▶ Exercise goal:
Set down, without alteration, the lines from the one that contains "Convert this screenshot" through the final line of the material below.

▶ Provided records:
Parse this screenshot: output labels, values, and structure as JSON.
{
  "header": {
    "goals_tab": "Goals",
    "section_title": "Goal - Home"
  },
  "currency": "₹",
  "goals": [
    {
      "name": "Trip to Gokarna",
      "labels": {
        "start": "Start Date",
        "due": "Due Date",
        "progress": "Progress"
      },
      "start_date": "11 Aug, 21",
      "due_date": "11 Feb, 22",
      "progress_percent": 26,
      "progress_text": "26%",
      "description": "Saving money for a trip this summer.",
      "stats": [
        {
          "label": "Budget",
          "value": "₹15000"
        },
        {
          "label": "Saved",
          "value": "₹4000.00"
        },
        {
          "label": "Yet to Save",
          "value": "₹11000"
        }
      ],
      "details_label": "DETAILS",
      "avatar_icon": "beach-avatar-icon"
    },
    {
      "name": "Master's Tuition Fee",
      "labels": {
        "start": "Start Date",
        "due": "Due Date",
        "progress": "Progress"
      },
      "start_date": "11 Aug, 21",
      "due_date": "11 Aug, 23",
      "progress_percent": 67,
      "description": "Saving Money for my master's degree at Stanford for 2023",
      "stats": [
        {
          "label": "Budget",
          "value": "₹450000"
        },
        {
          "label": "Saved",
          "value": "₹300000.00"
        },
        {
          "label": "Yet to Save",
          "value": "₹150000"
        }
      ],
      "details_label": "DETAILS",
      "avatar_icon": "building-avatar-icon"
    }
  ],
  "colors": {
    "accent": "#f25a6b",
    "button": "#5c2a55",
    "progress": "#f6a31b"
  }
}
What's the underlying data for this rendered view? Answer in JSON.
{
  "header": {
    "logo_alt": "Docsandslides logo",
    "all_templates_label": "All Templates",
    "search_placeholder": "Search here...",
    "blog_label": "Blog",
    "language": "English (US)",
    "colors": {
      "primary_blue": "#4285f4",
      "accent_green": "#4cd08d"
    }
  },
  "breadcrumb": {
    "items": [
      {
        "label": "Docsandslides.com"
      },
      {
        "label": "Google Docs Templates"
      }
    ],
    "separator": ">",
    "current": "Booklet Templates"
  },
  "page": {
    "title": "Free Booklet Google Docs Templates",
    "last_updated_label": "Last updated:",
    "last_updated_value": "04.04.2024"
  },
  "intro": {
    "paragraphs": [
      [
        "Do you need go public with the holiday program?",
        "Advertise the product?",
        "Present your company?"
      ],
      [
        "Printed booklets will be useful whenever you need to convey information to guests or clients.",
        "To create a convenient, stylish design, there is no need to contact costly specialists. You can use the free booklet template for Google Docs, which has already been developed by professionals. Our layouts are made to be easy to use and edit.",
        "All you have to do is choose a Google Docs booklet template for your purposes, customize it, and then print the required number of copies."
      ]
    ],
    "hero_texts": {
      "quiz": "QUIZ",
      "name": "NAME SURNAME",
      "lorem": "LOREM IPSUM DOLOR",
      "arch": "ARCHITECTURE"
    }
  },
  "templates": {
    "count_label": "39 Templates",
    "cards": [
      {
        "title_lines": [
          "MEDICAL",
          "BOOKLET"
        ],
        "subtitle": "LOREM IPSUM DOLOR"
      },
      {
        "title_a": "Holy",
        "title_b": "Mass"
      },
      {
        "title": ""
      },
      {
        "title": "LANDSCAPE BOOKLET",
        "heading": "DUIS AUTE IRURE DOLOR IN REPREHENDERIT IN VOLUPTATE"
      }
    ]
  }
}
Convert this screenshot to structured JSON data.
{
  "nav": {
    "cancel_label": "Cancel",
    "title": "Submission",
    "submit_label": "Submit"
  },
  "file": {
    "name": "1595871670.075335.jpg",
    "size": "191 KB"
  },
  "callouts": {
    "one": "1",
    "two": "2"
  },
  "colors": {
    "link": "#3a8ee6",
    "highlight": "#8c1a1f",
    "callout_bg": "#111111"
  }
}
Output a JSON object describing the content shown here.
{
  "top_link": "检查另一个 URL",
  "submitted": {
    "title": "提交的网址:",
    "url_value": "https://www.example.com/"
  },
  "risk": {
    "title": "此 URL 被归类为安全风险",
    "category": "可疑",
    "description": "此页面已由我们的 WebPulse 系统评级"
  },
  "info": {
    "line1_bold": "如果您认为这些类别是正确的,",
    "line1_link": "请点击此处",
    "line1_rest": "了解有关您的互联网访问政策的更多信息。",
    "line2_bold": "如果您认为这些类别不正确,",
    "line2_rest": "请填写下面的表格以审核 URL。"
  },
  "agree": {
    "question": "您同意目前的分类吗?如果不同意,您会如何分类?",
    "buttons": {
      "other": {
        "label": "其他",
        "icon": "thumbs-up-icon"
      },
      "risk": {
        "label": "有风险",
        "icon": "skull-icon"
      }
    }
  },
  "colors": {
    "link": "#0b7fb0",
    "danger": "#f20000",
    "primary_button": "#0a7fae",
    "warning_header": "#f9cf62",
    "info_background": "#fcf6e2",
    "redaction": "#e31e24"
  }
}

▶ Correct response:
Convert this screenshot to structured JSON data.
{
  "nav": {
    "cancel_label": "Cancel",
    "title": "Submission",
    "submit_label": "Submit"
  },
  "file": {
    "name": "1595871670.075335.jpg",
    "size": "191 KB"
  },
  "callouts": {
    "one": "1",
    "two": "2"
  },
  "colors": {
    "link": "#3a8ee6",
    "highlight": "#8c1a1f",
    "callout_bg": "#111111"
  }
}
Output a JSON object describing the content shown here.
{
  "top_link": "检查另一个 URL",
  "submitted": {
    "title": "提交的网址:",
    "url_value": "https://www.example.com/"
  },
  "risk": {
    "title": "此 URL 被归类为安全风险",
    "category": "可疑",
    "description": "此页面已由我们的 WebPulse 系统评级"
  },
  "info": {
    "line1_bold": "如果您认为这些类别是正确的,",
    "line1_link": "请点击此处",
    "line1_rest": "了解有关您的互联网访问政策的更多信息。",
    "line2_bold": "如果您认为这些类别不正确,",
    "line2_rest": "请填写下面的表格以审核 URL。"
  },
  "agree": {
    "question": "您同意目前的分类吗?如果不同意,您会如何分类?",
    "buttons": {
      "other": {
        "label": "其他",
        "icon": "thumbs-up-icon"
      },
      "risk": {
        "label": "有风险",
        "icon": "skull-icon"
      }
    }
  },
  "colors": {
    "link": "#0b7fb0",
    "danger": "#f20000",
    "primary_button": "#0a7fae",
    "warning_header": "#f9cf62",
    "info_background": "#fcf6e2",
    "redaction": "#e31e24"
  }
}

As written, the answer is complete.